-- Begin --

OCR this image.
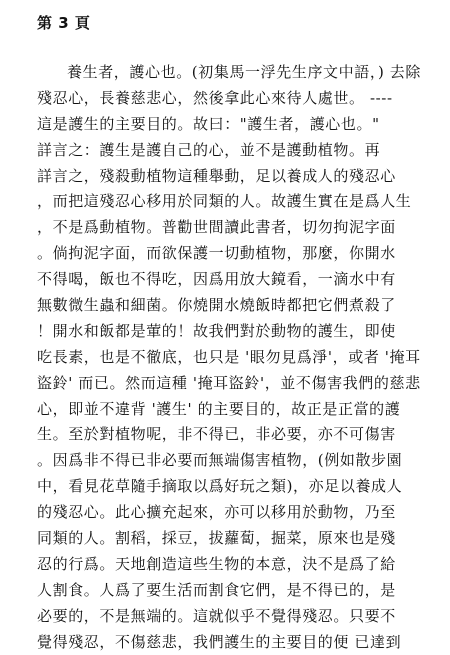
第 3 頁
養生者，護心也。(初集馬一浮先生序文中語，) 去除
殘忍心，長養慈悲心，然後拿此心來待人處世。 ----
這是護生的主要目的。故曰："護生者，護心也。"
詳言之：護生是護自己的心，並不是護動植物。再
詳言之，殘殺動植物這種舉動，足以養成人的殘忍心
，而把這殘忍心移用於同類的人。故護生實在是爲人生
，不是爲動植物。普勸世間讀此書者，切勿拘泥字面
。倘拘泥字面，而欲保護一切動植物，那麼，你開水
不得喝，飯也不得吃，因爲用放大鏡看，一滴水中有
無數微生蟲和細菌。你燒開水燒飯時都把它們煮殺了
！開水和飯都是葷的！故我們對於動物的護生，即使
吃長素，也是不徹底，也只是 '眼勿見爲淨'，或者 '掩耳
盜鈴' 而已。然而這種 '掩耳盜鈴'，並不傷害我們的慈悲
心，即並不違背 '護生' 的主要目的，故正是正當的護
生。至於對植物呢，非不得已，非必要，亦不可傷害
。因爲非不得已非必要而無端傷害植物，(例如散步園
中，看見花草隨手摘取以爲好玩之類)，亦足以養成人
的殘忍心。此心擴充起來，亦可以移用於動物，乃至
同類的人。割稻，採豆，拔蘿蔔，掘菜，原來也是殘
忍的行爲。天地創造這些生物的本意，決不是爲了給
人割食。人爲了要生活而割食它們，是不得已的，是
必要的，不是無端的。這就似乎不覺得殘忍。只要不
覺得殘忍，不傷慈悲，我們護生的主要目的便 已達到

-- End --

-- Aim of the exercise --
Repeat the data in full and exactly. Omit pictures.

-- The solution --
OCR this image.
第 3 頁
養生者，護心也。(初集馬一浮先生序文中語，) 去除
殘忍心，長養慈悲心，然後拿此心來待人處世。 ----
這是護生的主要目的。故曰："護生者，護心也。"
詳言之：護生是護自己的心，並不是護動植物。再
詳言之，殘殺動植物這種舉動，足以養成人的殘忍心
，而把這殘忍心移用於同類的人。故護生實在是爲人生
，不是爲動植物。普勸世間讀此書者，切勿拘泥字面
。倘拘泥字面，而欲保護一切動植物，那麼，你開水
不得喝，飯也不得吃，因爲用放大鏡看，一滴水中有
無數微生蟲和細菌。你燒開水燒飯時都把它們煮殺了
！開水和飯都是葷的！故我們對於動物的護生，即使
吃長素，也是不徹底，也只是 '眼勿見爲淨'，或者 '掩耳
盜鈴' 而已。然而這種 '掩耳盜鈴'，並不傷害我們的慈悲
心，即並不違背 '護生' 的主要目的，故正是正當的護
生。至於對植物呢，非不得已，非必要，亦不可傷害
。因爲非不得已非必要而無端傷害植物，(例如散步園
中，看見花草隨手摘取以爲好玩之類)，亦足以養成人
的殘忍心。此心擴充起來，亦可以移用於動物，乃至
同類的人。割稻，採豆，拔蘿蔔，掘菜，原來也是殘
忍的行爲。天地創造這些生物的本意，決不是爲了給
人割食。人爲了要生活而割食它們，是不得已的，是
必要的，不是無端的。這就似乎不覺得殘忍。只要不
覺得殘忍，不傷慈悲，我們護生的主要目的便 已達到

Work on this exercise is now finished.